[Data entries]

::::::

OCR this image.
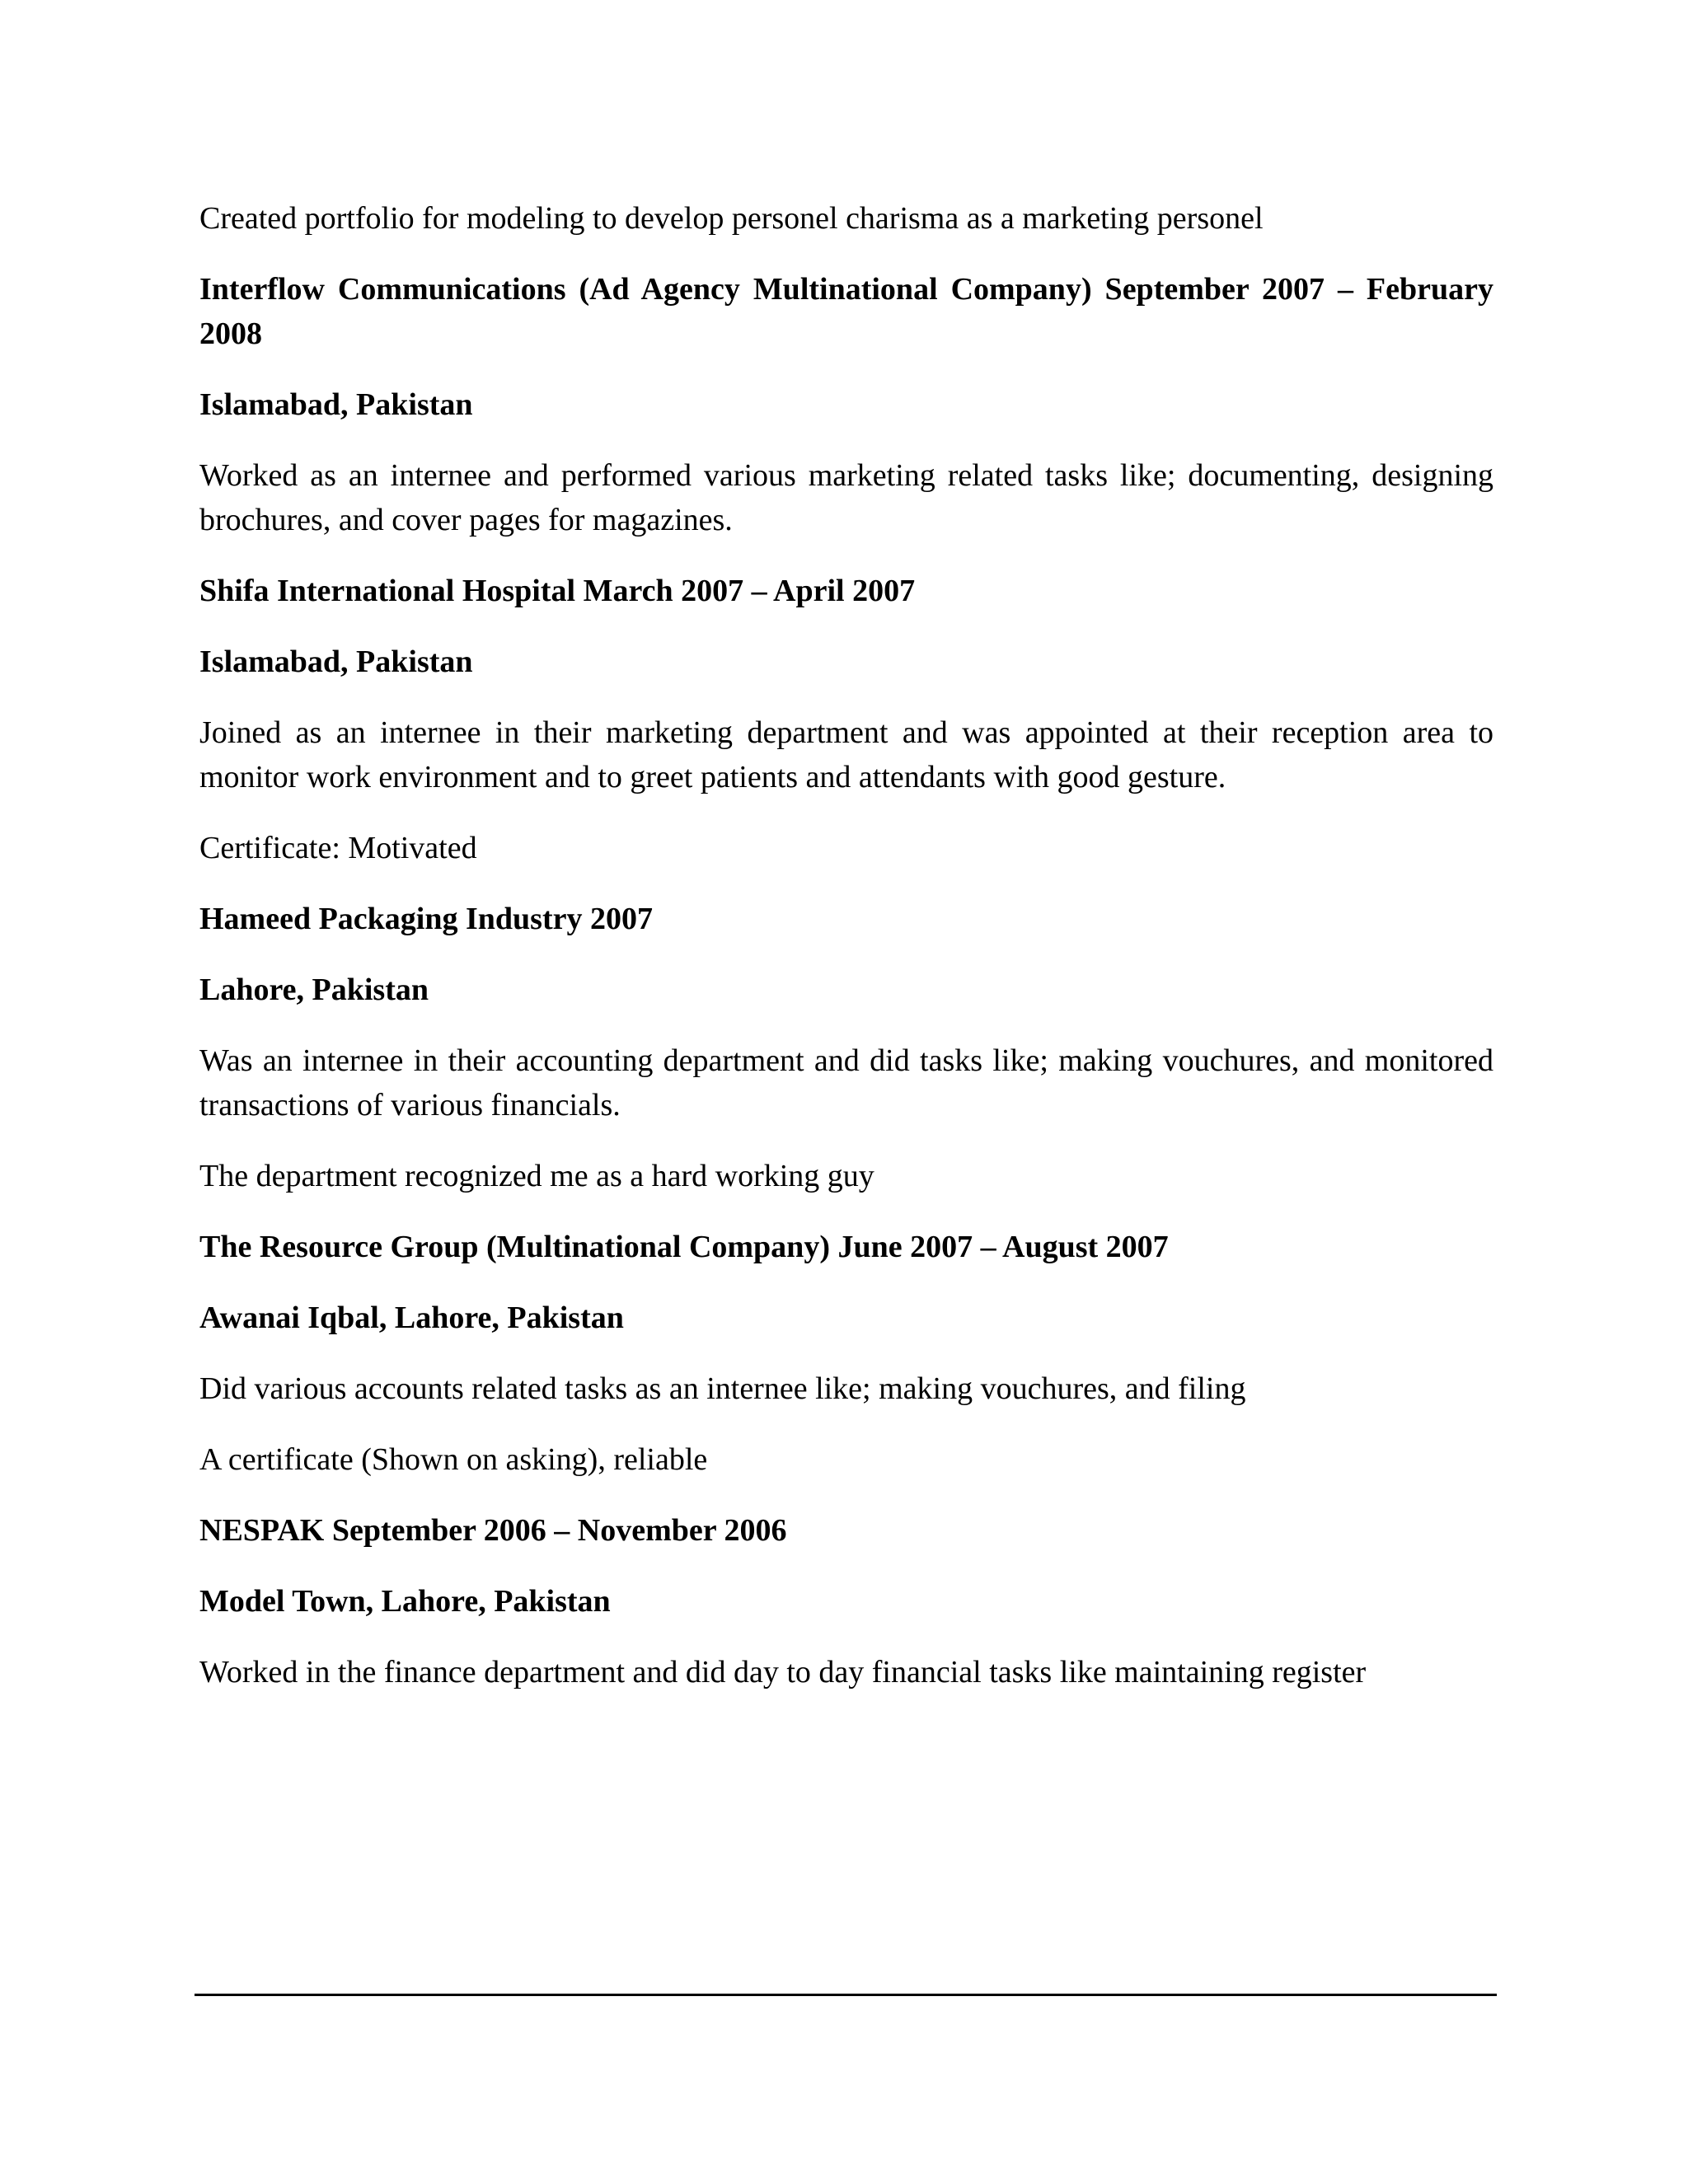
Created portfolio for modeling to develop personel charisma as a marketing personel

Interflow Communications (Ad Agency Multinational Company) September 2007 – February 2008

Islamabad, Pakistan

Worked as an internee and performed various marketing related tasks like; documenting, designing brochures, and cover pages for magazines.

Shifa International Hospital March 2007 – April 2007

Islamabad, Pakistan

Joined as an internee in their marketing department and was appointed at their reception area to monitor work environment and to greet patients and attendants with good gesture.

Certificate: Motivated

Hameed Packaging Industry 2007

Lahore, Pakistan

Was an internee in their accounting department and did tasks like; making vouchures, and monitored transactions of various financials.

The department recognized me as a hard working guy

The Resource Group (Multinational Company) June 2007 – August 2007

Awanai Iqbal, Lahore, Pakistan

Did various accounts related tasks as an internee like; making vouchures, and filing

A certificate (Shown on asking), reliable

NESPAK September 2006 – November 2006

Model Town, Lahore, Pakistan

Worked in the finance department and did day to day financial tasks like maintaining register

::::::

(What to work on) Omit the pictures, then give all the lines above again exactly.

(Exercise answer)
OCR this image.
Created portfolio for modeling to develop personel charisma as a marketing personel

Interflow Communications (Ad Agency Multinational Company) September 2007 – February 2008

Islamabad, Pakistan

Worked as an internee and performed various marketing related tasks like; documenting, designing brochures, and cover pages for magazines.

Shifa International Hospital March 2007 – April 2007

Islamabad, Pakistan

Joined as an internee in their marketing department and was appointed at their reception area to monitor work environment and to greet patients and attendants with good gesture.

Certificate: Motivated

Hameed Packaging Industry 2007

Lahore, Pakistan

Was an internee in their accounting department and did tasks like; making vouchures, and monitored transactions of various financials.

The department recognized me as a hard working guy

The Resource Group (Multinational Company) June 2007 – August 2007

Awanai Iqbal, Lahore, Pakistan

Did various accounts related tasks as an internee like; making vouchures, and filing

A certificate (Shown on asking), reliable

NESPAK September 2006 – November 2006

Model Town, Lahore, Pakistan

Worked in the finance department and did day to day financial tasks like maintaining register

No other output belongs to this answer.